WHAT YOU NEED TO DO
Check every line of the entries that follow, and copy the ones containing "fuente".

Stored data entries

[start]

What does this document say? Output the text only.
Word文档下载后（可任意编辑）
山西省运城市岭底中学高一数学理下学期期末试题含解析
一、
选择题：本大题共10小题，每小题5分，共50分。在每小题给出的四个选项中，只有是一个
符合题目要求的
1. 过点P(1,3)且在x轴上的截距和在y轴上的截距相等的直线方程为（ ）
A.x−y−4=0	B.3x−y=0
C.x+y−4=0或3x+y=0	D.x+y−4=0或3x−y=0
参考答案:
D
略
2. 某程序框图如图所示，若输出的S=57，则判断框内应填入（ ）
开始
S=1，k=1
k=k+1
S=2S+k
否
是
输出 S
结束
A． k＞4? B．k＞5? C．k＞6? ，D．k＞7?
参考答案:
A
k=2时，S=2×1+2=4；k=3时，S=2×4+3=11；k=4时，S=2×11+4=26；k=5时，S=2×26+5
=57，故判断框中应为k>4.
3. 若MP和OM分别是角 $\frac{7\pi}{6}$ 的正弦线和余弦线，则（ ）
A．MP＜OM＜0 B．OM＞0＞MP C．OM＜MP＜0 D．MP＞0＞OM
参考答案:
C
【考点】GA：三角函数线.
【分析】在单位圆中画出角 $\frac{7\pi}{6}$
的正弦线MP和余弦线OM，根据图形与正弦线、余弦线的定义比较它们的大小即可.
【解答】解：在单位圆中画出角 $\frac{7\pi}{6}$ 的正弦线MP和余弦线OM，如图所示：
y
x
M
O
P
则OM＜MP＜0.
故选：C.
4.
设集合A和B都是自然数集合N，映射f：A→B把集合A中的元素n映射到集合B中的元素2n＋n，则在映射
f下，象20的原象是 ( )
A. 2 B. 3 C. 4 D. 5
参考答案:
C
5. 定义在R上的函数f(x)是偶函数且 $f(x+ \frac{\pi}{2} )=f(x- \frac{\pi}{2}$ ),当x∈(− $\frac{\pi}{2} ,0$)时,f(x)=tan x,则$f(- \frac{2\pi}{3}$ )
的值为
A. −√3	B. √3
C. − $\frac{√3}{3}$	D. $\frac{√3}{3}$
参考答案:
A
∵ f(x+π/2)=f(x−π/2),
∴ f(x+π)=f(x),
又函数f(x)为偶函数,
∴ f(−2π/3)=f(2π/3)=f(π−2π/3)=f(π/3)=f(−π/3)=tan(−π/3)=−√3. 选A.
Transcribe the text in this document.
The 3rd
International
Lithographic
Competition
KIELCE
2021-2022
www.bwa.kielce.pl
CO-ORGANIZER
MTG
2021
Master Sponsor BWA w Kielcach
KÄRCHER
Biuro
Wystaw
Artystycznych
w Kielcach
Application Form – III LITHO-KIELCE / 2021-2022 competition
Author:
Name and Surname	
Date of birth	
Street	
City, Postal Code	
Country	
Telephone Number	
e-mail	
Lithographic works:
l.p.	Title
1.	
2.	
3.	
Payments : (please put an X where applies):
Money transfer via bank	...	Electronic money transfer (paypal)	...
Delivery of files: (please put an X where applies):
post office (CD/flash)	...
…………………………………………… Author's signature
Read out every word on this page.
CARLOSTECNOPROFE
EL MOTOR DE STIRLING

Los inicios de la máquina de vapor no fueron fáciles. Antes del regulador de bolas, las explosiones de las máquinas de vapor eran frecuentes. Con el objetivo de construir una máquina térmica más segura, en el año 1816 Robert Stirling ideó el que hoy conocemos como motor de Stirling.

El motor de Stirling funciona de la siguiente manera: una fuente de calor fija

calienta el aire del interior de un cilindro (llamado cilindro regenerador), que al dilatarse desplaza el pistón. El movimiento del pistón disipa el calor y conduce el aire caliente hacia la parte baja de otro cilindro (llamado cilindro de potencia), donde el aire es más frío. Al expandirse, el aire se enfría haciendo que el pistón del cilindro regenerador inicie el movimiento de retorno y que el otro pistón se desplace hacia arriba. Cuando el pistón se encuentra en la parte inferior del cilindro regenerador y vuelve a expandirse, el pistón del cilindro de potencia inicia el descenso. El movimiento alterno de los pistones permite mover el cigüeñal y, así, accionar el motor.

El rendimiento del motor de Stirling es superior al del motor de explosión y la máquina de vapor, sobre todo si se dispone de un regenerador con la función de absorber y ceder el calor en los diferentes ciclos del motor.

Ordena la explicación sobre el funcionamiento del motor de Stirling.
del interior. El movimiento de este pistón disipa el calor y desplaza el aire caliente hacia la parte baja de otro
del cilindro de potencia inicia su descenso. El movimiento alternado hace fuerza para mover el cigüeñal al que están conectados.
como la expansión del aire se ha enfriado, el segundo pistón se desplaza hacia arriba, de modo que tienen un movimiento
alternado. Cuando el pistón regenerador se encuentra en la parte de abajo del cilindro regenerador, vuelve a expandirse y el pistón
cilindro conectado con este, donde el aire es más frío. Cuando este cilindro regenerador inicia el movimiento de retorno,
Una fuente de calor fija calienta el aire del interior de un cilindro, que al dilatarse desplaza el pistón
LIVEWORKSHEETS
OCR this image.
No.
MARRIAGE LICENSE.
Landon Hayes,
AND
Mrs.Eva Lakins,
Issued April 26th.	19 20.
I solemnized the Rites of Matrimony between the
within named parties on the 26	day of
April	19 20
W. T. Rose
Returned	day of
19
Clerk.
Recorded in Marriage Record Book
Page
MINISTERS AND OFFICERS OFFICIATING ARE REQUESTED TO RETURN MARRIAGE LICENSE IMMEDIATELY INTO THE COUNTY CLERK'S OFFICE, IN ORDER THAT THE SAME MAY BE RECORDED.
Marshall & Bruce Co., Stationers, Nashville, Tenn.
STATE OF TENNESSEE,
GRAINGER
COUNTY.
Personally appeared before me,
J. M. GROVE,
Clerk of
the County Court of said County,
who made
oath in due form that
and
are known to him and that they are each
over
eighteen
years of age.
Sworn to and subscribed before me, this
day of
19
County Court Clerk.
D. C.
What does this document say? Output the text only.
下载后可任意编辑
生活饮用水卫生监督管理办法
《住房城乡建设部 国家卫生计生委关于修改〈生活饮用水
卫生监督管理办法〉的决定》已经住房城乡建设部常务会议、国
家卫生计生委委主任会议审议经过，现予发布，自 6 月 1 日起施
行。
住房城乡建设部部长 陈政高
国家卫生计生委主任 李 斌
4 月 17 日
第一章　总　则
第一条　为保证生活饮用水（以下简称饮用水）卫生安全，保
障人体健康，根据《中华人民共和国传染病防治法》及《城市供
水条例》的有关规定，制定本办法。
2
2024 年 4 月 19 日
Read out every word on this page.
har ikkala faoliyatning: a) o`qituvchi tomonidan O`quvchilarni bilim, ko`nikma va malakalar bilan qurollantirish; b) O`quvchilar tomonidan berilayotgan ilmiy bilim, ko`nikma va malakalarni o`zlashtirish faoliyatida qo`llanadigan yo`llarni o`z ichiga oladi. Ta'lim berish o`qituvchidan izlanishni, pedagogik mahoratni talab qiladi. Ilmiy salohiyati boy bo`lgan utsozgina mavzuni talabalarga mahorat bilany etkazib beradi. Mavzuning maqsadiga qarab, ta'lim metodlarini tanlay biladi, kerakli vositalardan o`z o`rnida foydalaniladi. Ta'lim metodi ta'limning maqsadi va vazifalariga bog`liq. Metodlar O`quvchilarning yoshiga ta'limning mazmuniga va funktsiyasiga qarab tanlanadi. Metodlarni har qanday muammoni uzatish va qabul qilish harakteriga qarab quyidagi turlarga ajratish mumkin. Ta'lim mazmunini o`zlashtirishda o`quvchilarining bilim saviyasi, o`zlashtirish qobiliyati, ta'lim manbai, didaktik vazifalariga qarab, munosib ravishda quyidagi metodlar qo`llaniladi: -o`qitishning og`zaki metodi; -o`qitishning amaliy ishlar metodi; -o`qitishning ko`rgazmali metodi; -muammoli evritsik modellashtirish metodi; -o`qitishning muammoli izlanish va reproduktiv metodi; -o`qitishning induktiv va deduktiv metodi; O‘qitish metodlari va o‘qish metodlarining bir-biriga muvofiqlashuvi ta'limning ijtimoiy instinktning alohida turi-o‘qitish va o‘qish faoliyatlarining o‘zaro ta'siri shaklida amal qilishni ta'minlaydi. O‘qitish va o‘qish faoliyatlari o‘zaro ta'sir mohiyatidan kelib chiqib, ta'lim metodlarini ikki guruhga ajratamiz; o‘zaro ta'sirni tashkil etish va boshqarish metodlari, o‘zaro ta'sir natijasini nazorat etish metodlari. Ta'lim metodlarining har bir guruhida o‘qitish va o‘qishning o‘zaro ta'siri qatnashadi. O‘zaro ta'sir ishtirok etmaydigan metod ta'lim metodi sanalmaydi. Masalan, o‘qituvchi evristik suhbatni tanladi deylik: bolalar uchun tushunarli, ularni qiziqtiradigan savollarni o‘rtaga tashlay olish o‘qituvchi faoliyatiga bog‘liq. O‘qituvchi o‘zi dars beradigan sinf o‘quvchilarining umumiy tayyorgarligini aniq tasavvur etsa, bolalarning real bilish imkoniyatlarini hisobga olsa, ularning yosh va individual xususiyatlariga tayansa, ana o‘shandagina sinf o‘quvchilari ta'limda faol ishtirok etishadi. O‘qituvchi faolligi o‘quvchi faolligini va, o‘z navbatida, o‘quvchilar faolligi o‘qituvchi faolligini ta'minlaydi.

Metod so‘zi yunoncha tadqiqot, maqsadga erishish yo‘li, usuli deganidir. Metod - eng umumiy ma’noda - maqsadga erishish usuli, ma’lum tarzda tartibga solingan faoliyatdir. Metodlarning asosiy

[end]

RESPONSE
El motor de Stirling funciona de la siguiente manera: una fuente de calor fija
Una fuente de calor fija calienta el aire del interior de un cilindro, que al dilatarse desplaza el pistón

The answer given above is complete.